■ **Short task**
Review the material and extract every line in which the word "screenshot" occurs.
-- START OF Information supplied --
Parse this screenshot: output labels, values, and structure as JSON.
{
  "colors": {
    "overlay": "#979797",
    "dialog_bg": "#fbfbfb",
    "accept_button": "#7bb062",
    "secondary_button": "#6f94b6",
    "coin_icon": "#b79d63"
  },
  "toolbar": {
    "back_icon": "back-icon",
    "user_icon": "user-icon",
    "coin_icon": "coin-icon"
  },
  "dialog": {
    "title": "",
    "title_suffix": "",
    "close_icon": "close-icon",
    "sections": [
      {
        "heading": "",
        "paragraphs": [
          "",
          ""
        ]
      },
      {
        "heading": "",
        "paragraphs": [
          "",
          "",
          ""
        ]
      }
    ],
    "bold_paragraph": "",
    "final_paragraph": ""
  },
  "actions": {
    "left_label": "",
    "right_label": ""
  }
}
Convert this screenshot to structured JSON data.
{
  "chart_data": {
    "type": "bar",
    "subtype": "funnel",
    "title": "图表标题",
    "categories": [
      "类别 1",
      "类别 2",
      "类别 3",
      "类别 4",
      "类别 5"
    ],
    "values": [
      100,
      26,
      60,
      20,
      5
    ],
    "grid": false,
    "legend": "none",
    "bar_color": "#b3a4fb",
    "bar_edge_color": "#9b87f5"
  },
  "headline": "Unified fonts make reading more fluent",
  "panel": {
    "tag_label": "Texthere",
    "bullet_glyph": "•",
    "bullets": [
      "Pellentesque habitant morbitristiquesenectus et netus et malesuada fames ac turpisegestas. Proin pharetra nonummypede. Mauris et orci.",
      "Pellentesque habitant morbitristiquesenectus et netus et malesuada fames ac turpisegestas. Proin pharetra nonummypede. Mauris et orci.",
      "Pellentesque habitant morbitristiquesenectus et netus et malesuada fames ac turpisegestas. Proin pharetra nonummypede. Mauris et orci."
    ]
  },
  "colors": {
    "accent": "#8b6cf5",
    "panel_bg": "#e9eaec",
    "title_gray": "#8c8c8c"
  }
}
-- END OF Information supplied --
■ **Solution below**
Parse this screenshot: output labels, values, and structure as JSON.
Convert this screenshot to structured JSON data.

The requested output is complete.